ENTRIES SHOWN:
## BEGIN
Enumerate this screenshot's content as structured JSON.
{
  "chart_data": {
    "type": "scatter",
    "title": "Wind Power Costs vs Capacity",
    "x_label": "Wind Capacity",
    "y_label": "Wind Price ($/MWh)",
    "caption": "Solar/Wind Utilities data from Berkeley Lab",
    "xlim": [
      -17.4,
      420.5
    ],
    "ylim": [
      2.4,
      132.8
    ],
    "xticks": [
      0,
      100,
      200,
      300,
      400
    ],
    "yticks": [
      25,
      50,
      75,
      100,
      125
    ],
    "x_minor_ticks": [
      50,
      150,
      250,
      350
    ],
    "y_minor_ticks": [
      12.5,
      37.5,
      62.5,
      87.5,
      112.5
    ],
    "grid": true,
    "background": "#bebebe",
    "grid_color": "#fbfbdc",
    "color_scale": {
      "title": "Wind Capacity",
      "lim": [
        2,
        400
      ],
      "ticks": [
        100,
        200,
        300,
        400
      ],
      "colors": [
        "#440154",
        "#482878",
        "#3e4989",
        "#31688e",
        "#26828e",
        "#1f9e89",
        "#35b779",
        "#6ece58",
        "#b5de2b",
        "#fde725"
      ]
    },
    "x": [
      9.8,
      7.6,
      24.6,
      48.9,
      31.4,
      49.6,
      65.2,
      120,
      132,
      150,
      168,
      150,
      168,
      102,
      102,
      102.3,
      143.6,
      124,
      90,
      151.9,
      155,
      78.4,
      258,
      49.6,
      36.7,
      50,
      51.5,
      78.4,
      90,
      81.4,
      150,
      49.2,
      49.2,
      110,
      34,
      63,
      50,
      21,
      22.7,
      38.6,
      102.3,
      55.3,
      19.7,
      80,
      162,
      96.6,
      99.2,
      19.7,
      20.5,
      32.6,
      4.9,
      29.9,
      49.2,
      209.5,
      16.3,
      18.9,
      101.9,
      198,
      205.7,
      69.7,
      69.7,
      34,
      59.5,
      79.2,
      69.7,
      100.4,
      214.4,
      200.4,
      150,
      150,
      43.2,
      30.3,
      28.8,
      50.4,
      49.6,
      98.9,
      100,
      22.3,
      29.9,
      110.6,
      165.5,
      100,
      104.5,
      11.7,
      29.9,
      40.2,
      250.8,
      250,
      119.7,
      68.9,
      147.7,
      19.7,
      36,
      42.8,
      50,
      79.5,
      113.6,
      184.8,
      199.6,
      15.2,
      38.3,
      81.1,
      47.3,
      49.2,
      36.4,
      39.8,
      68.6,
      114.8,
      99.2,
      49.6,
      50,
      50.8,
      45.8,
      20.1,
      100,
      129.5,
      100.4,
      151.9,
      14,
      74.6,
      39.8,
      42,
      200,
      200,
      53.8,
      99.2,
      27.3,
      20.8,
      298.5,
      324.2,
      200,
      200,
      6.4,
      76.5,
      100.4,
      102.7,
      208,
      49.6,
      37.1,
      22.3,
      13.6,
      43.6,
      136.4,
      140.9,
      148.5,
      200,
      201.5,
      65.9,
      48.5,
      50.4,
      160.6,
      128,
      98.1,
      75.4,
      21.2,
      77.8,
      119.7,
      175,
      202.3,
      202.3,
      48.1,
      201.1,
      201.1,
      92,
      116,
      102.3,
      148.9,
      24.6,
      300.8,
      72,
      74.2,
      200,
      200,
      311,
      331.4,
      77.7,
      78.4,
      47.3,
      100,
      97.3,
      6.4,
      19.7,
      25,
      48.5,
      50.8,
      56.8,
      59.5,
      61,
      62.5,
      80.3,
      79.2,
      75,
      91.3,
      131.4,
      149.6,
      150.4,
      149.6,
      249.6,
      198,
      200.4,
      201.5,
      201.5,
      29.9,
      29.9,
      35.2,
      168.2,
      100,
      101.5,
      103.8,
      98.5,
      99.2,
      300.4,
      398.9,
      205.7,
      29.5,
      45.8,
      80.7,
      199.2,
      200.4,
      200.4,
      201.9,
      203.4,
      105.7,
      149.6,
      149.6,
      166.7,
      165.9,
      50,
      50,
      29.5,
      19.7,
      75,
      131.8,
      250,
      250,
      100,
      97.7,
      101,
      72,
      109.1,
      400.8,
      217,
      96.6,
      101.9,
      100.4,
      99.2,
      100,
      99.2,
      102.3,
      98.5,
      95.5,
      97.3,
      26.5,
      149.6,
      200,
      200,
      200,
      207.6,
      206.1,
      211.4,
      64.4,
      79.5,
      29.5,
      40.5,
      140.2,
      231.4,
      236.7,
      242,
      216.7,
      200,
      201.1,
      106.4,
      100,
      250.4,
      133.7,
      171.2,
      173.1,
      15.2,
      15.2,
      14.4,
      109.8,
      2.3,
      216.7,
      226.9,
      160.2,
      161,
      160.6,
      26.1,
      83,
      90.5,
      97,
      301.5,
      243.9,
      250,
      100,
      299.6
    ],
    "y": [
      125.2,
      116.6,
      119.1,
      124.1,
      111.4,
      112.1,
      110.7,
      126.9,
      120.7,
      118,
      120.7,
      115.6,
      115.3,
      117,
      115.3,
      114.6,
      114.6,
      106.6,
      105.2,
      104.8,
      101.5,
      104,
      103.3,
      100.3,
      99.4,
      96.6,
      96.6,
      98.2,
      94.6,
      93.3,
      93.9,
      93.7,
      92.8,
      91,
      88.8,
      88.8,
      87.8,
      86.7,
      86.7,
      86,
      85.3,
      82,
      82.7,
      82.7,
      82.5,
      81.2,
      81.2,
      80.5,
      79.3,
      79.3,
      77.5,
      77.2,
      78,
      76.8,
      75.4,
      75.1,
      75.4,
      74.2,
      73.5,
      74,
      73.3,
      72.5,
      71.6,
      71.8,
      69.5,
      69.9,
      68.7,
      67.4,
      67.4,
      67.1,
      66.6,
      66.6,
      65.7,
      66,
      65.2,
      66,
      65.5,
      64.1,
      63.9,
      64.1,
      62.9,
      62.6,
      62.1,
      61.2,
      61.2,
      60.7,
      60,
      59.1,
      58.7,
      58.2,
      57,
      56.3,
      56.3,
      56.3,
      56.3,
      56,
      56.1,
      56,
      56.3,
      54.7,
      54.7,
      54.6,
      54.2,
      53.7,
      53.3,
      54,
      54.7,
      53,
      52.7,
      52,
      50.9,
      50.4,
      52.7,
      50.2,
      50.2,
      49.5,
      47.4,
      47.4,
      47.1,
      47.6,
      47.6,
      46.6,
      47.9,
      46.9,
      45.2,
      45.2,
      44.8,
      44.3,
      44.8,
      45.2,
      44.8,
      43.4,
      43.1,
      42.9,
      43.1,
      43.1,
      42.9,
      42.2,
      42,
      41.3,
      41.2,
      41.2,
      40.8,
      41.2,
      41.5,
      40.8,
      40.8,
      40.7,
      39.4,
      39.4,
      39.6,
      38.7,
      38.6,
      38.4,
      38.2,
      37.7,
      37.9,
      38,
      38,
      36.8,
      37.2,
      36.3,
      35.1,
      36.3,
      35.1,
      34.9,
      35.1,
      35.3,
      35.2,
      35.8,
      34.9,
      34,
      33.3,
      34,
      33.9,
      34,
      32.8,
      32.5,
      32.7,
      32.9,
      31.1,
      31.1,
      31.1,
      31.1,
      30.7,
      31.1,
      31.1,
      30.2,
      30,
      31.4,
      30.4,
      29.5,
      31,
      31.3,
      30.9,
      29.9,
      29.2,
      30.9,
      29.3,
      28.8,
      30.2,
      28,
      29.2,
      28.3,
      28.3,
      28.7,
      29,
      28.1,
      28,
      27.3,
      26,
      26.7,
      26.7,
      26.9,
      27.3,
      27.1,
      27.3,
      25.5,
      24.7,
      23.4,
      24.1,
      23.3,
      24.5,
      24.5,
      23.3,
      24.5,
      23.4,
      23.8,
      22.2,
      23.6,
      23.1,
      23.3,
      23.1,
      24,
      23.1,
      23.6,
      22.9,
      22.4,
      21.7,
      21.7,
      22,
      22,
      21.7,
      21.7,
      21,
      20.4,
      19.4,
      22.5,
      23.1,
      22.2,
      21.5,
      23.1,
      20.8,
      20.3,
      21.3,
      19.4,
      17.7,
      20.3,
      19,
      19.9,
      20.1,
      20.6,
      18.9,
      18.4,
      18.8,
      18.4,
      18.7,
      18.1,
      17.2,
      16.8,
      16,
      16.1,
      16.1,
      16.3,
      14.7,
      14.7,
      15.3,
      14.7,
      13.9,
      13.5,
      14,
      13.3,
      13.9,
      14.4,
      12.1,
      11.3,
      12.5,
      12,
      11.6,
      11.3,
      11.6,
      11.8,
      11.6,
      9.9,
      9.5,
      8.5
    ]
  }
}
## END
PROBLEM STATEMENT: From the listing above, return each line with the word "Wind".

SOLUTION FOR THIS TASK:
    "title": "Wind Power Costs vs Capacity",
    "x_label": "Wind Capacity",
    "y_label": "Wind Price ($/MWh)",
    "caption": "Solar/Wind Utilities data from Berkeley Lab",
      "title": "Wind Capacity",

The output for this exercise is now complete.